Directions: Output only the count of lines that contain "layers".
··· Exercise inputs ···
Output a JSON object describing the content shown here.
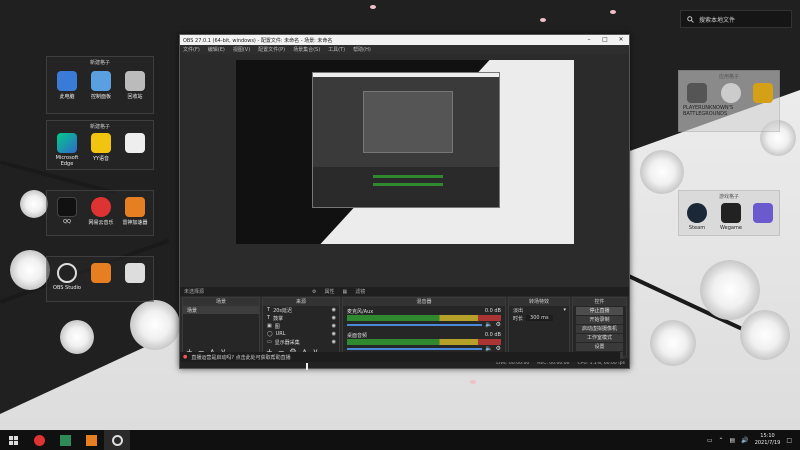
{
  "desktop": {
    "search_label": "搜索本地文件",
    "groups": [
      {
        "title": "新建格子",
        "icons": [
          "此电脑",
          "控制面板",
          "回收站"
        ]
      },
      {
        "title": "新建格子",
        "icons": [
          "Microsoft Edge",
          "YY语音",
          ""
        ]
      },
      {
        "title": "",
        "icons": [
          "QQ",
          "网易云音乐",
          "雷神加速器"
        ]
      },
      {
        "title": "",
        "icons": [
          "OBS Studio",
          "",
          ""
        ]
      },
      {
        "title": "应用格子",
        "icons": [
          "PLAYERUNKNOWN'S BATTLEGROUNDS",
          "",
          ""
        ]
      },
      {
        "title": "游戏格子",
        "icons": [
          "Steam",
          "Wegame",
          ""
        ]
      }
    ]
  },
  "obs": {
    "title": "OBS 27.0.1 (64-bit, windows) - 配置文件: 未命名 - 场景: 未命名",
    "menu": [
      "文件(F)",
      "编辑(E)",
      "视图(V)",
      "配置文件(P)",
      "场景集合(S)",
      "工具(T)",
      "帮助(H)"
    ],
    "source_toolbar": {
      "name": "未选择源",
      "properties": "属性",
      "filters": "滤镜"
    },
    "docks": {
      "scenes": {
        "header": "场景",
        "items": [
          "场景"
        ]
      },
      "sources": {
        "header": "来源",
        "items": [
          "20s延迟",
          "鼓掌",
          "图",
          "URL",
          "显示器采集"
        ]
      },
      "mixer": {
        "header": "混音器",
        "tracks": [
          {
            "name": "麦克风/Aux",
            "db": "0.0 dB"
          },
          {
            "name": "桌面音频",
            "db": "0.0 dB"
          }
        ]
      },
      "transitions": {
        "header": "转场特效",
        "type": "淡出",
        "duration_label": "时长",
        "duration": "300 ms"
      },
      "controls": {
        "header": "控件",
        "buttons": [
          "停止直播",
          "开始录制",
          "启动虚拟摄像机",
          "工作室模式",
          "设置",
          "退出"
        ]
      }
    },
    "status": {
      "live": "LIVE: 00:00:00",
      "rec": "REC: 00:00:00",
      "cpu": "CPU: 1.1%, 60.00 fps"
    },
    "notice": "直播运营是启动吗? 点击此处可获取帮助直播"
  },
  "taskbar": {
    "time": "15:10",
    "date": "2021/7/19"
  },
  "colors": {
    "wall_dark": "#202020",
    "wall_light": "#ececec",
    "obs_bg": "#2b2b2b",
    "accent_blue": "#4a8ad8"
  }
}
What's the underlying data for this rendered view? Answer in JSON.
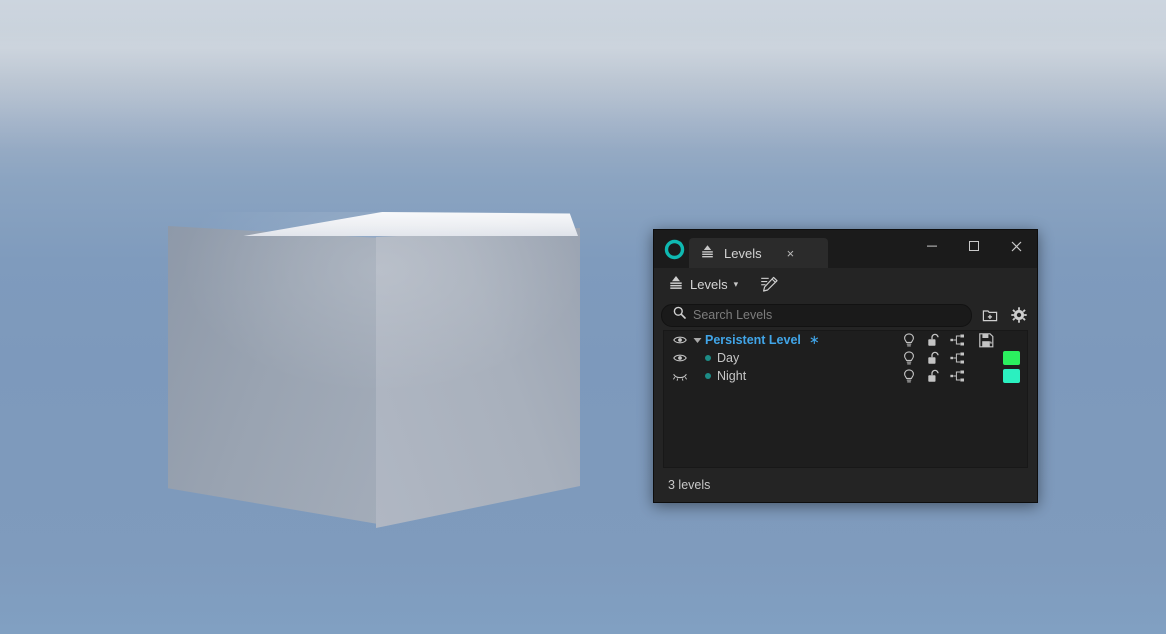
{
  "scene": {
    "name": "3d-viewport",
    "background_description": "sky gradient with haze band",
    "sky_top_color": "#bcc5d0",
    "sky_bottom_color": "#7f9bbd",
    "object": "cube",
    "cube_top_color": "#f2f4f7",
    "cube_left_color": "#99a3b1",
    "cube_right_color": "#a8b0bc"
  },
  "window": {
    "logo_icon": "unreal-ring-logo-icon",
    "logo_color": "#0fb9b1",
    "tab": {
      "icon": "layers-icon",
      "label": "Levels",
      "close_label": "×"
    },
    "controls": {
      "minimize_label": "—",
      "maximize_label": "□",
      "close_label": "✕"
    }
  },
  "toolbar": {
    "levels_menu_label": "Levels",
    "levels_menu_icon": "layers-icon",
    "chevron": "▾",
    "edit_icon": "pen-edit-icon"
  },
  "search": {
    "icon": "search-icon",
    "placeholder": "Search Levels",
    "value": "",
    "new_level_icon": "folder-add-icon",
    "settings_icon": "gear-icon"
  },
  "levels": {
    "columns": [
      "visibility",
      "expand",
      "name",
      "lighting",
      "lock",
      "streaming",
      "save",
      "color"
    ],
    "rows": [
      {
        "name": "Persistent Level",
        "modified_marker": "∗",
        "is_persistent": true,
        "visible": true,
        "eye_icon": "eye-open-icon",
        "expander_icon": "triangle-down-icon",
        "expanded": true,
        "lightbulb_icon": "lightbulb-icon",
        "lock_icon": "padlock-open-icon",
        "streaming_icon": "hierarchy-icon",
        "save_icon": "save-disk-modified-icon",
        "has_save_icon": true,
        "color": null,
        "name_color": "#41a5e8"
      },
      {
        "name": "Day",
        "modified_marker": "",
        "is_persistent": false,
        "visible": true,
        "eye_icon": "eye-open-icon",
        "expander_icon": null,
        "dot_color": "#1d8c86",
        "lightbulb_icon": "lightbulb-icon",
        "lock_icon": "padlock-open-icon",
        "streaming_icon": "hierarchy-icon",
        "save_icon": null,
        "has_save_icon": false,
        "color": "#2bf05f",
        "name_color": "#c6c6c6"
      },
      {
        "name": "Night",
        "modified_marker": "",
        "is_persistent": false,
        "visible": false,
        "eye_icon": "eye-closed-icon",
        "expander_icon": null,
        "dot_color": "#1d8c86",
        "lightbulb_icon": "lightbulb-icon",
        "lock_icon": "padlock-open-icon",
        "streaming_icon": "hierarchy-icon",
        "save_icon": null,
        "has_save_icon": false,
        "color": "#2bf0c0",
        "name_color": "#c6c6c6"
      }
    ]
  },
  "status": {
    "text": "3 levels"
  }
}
···
Response to this task: 2